> **Exercise directions**
Your task is to locate every line holding the string "Rondel" and to copy each of them.
::::
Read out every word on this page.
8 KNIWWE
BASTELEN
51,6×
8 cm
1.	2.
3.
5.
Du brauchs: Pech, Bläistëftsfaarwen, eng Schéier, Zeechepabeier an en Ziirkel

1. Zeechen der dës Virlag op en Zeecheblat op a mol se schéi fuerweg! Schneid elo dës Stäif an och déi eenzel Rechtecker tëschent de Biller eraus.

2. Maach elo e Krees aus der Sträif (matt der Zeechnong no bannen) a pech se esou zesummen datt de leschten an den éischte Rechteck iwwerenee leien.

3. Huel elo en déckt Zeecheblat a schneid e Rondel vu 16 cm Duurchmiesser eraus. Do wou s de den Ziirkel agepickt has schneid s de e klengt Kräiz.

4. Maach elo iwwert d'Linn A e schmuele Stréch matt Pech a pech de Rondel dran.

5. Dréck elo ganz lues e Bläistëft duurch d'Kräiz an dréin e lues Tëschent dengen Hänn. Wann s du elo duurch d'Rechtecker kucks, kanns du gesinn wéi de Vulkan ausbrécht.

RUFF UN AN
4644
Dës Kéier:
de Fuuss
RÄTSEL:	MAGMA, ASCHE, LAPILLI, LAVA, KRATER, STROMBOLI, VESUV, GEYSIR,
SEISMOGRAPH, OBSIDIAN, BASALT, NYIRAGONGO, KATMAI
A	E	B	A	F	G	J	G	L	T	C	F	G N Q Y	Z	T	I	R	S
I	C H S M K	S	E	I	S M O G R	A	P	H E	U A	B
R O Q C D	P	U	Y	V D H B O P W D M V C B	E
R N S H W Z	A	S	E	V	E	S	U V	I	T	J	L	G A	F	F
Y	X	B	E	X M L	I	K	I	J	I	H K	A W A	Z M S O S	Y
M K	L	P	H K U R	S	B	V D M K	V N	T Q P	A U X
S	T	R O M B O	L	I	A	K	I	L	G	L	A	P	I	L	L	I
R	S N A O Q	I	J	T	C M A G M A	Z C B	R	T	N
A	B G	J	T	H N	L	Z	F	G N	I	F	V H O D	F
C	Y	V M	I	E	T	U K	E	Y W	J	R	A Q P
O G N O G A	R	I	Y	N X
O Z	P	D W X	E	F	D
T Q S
::::
> **Solution to the exercise**
3. Huel elo en déckt Zeecheblat a schneid e Rondel vu 16 cm Duurchmiesser eraus. Do wou s de den Ziirkel agepickt has schneid s de e klengt Kräiz.
4. Maach elo iwwert d'Linn A e schmuele Stréch matt Pech a pech de Rondel dran.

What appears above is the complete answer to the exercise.